» **Given instruction**
Give the entries back exactly, dropping each image.
== Records for processing ==
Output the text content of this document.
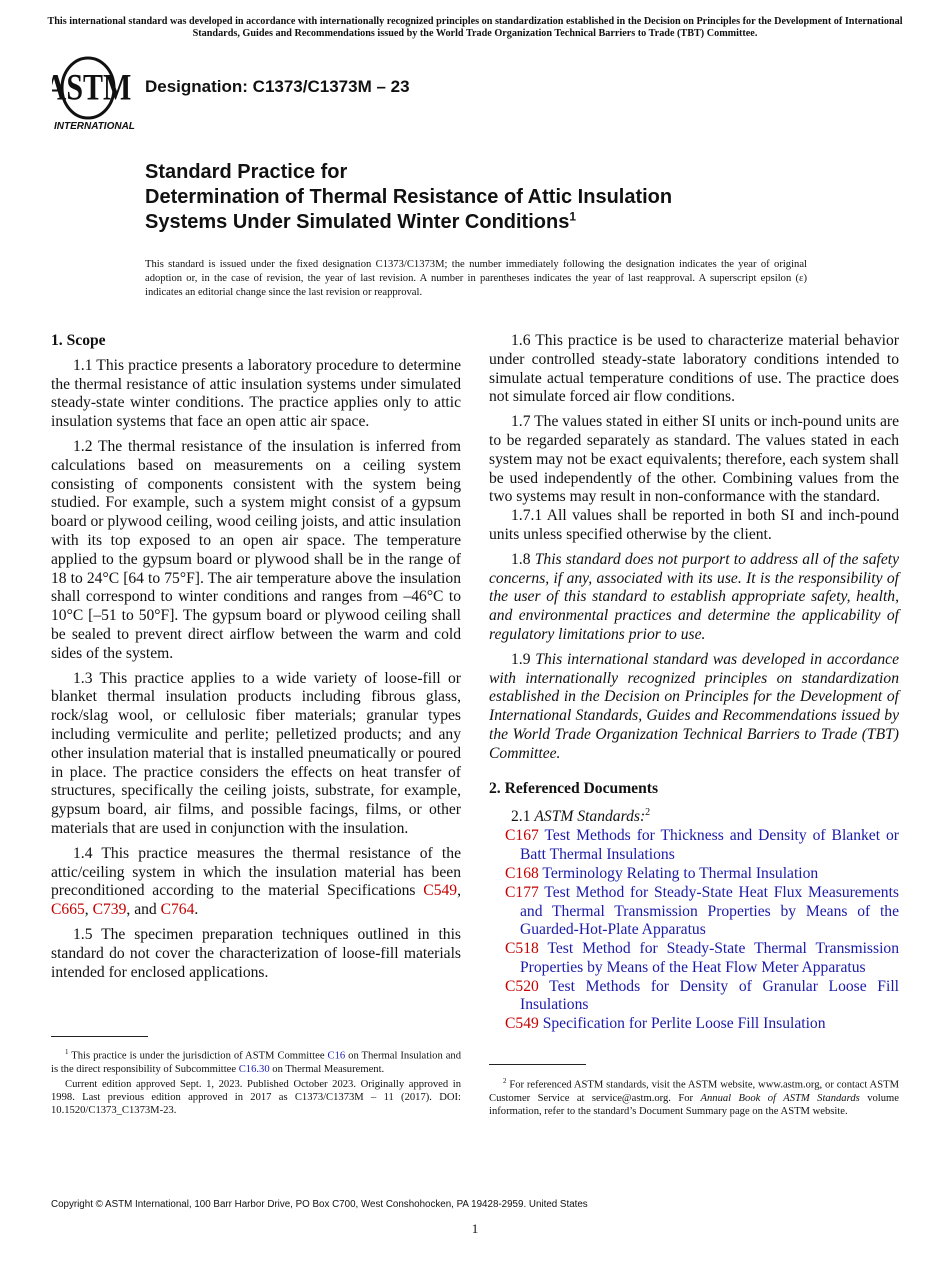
This international standard was developed in accordance with internationally recognized principles on standardization established in the Decision on Principles for the Development of International Standards, Guides and Recommendations issued by the World Trade Organization Technical Barriers to Trade (TBT) Committee.
ASTM
INTERNATIONAL
Designation: C1373/C1373M – 23
Standard Practice for
Determination of Thermal Resistance of Attic Insulation
Systems Under Simulated Winter Conditions$^1$
This standard is issued under the fixed designation C1373/C1373M; the number immediately following the designation indicates the year of original adoption or, in the case of revision, the year of last revision. A number in parentheses indicates the year of last reapproval. A superscript epsilon (ε) indicates an editorial change since the last revision or reapproval.
1. Scope

1.1 This practice presents a laboratory procedure to determine the thermal resistance of attic insulation systems under simulated steady-state winter conditions. The practice applies only to attic insulation systems that face an open attic air space.

1.2 The thermal resistance of the insulation is inferred from calculations based on measurements on a ceiling system consisting of components consistent with the system being studied. For example, such a system might consist of a gypsum board or plywood ceiling, wood ceiling joists, and attic insulation with its top exposed to an open air space. The temperature applied to the gypsum board or plywood shall be in the range of 18 to 24°C [64 to 75°F]. The air temperature above the insulation shall correspond to winter conditions and ranges from –46°C to 10°C [–51 to 50°F]. The gypsum board or plywood ceiling shall be sealed to prevent direct airflow between the warm and cold sides of the system.

1.3 This practice applies to a wide variety of loose-fill or blanket thermal insulation products including fibrous glass, rock/slag wool, or cellulosic fiber materials; granular types including vermiculite and perlite; pelletized products; and any other insulation material that is installed pneumatically or poured in place. The practice considers the effects on heat transfer of structures, specifically the ceiling joists, substrate, for example, gypsum board, air films, and possible facings, films, or other materials that are used in conjunction with the insulation.

1.4 This practice measures the thermal resistance of the attic/ceiling system in which the insulation material has been preconditioned according to the material Specifications C549, C665, C739, and C764.

1.5 The specimen preparation techniques outlined in this standard do not cover the characterization of loose-fill materials intended for enclosed applications.

1.6 This practice is be used to characterize material behavior under controlled steady-state laboratory conditions intended to simulate actual temperature conditions of use. The practice does not simulate forced air flow conditions.

1.7 The values stated in either SI units or inch-pound units are to be regarded separately as standard. The values stated in each system may not be exact equivalents; therefore, each system shall be used independently of the other. Combining values from the two systems may result in non-conformance with the standard.

1.7.1 All values shall be reported in both SI and inch-pound units unless specified otherwise by the client.

1.8 This standard does not purport to address all of the safety concerns, if any, associated with its use. It is the responsibility of the user of this standard to establish appropriate safety, health, and environmental practices and determine the applicability of regulatory limitations prior to use.

1.9 This international standard was developed in accordance with internationally recognized principles on standardization established in the Decision on Principles for the Development of International Standards, Guides and Recommendations issued by the World Trade Organization Technical Barriers to Trade (TBT) Committee.

2. Referenced Documents

2.1 ASTM Standards:$^2$

C167 Test Methods for Thickness and Density of Blanket or Batt Thermal Insulations
C168 Terminology Relating to Thermal Insulation
C177 Test Method for Steady-State Heat Flux Measurements and Thermal Transmission Properties by Means of the Guarded-Hot-Plate Apparatus
C518 Test Method for Steady-State Thermal Transmission Properties by Means of the Heat Flow Meter Apparatus
C520 Test Methods for Density of Granular Loose Fill Insulations
C549 Specification for Perlite Loose Fill Insulation

$^1$ This practice is under the jurisdiction of ASTM Committee C16 on Thermal Insulation and is the direct responsibility of Subcommittee C16.30 on Thermal Measurement.

Current edition approved Sept. 1, 2023. Published October 2023. Originally approved in 1998. Last previous edition approved in 2017 as C1373/C1373M – 11 (2017). DOI: 10.1520/C1373_C1373M-23.

$^2$ For referenced ASTM standards, visit the ASTM website, www.astm.org, or contact ASTM Customer Service at service@astm.org. For Annual Book of ASTM Standards volume information, refer to the standard’s Document Summary page on the ASTM website.

Copyright © ASTM International, 100 Barr Harbor Drive, PO Box C700, West Conshohocken, PA 19428-2959. United States
1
===
» **Answer to the exercise**
Output the text content of this document.
This international standard was developed in accordance with internationally recognized principles on standardization established in the Decision on Principles for the Development of International Standards, Guides and Recommendations issued by the World Trade Organization Technical Barriers to Trade (TBT) Committee.
ASTM
INTERNATIONAL
Designation: C1373/C1373M – 23
Standard Practice for
Determination of Thermal Resistance of Attic Insulation
Systems Under Simulated Winter Conditions$^1$
This standard is issued under the fixed designation C1373/C1373M; the number immediately following the designation indicates the year of original adoption or, in the case of revision, the year of last revision. A number in parentheses indicates the year of last reapproval. A superscript epsilon (ε) indicates an editorial change since the last revision or reapproval.
1. Scope

1.1 This practice presents a laboratory procedure to determine the thermal resistance of attic insulation systems under simulated steady-state winter conditions. The practice applies only to attic insulation systems that face an open attic air space.

1.2 The thermal resistance of the insulation is inferred from calculations based on measurements on a ceiling system consisting of components consistent with the system being studied. For example, such a system might consist of a gypsum board or plywood ceiling, wood ceiling joists, and attic insulation with its top exposed to an open air space. The temperature applied to the gypsum board or plywood shall be in the range of 18 to 24°C [64 to 75°F]. The air temperature above the insulation shall correspond to winter conditions and ranges from –46°C to 10°C [–51 to 50°F]. The gypsum board or plywood ceiling shall be sealed to prevent direct airflow between the warm and cold sides of the system.

1.3 This practice applies to a wide variety of loose-fill or blanket thermal insulation products including fibrous glass, rock/slag wool, or cellulosic fiber materials; granular types including vermiculite and perlite; pelletized products; and any other insulation material that is installed pneumatically or poured in place. The practice considers the effects on heat transfer of structures, specifically the ceiling joists, substrate, for example, gypsum board, air films, and possible facings, films, or other materials that are used in conjunction with the insulation.

1.4 This practice measures the thermal resistance of the attic/ceiling system in which the insulation material has been preconditioned according to the material Specifications C549, C665, C739, and C764.

1.5 The specimen preparation techniques outlined in this standard do not cover the characterization of loose-fill materials intended for enclosed applications.

1.6 This practice is be used to characterize material behavior under controlled steady-state laboratory conditions intended to simulate actual temperature conditions of use. The practice does not simulate forced air flow conditions.

1.7 The values stated in either SI units or inch-pound units are to be regarded separately as standard. The values stated in each system may not be exact equivalents; therefore, each system shall be used independently of the other. Combining values from the two systems may result in non-conformance with the standard.

1.7.1 All values shall be reported in both SI and inch-pound units unless specified otherwise by the client.

1.8 This standard does not purport to address all of the safety concerns, if any, associated with its use. It is the responsibility of the user of this standard to establish appropriate safety, health, and environmental practices and determine the applicability of regulatory limitations prior to use.

1.9 This international standard was developed in accordance with internationally recognized principles on standardization established in the Decision on Principles for the Development of International Standards, Guides and Recommendations issued by the World Trade Organization Technical Barriers to Trade (TBT) Committee.

2. Referenced Documents

2.1 ASTM Standards:$^2$

C167 Test Methods for Thickness and Density of Blanket or Batt Thermal Insulations
C168 Terminology Relating to Thermal Insulation
C177 Test Method for Steady-State Heat Flux Measurements and Thermal Transmission Properties by Means of the Guarded-Hot-Plate Apparatus
C518 Test Method for Steady-State Thermal Transmission Properties by Means of the Heat Flow Meter Apparatus
C520 Test Methods for Density of Granular Loose Fill Insulations
C549 Specification for Perlite Loose Fill Insulation

$^1$ This practice is under the jurisdiction of ASTM Committee C16 on Thermal Insulation and is the direct responsibility of Subcommittee C16.30 on Thermal Measurement.

Current edition approved Sept. 1, 2023. Published October 2023. Originally approved in 1998. Last previous edition approved in 2017 as C1373/C1373M – 11 (2017). DOI: 10.1520/C1373_C1373M-23.

$^2$ For referenced ASTM standards, visit the ASTM website, www.astm.org, or contact ASTM Customer Service at service@astm.org. For Annual Book of ASTM Standards volume information, refer to the standard’s Document Summary page on the ASTM website.

Copyright © ASTM International, 100 Barr Harbor Drive, PO Box C700, West Conshohocken, PA 19428-2959. United States
1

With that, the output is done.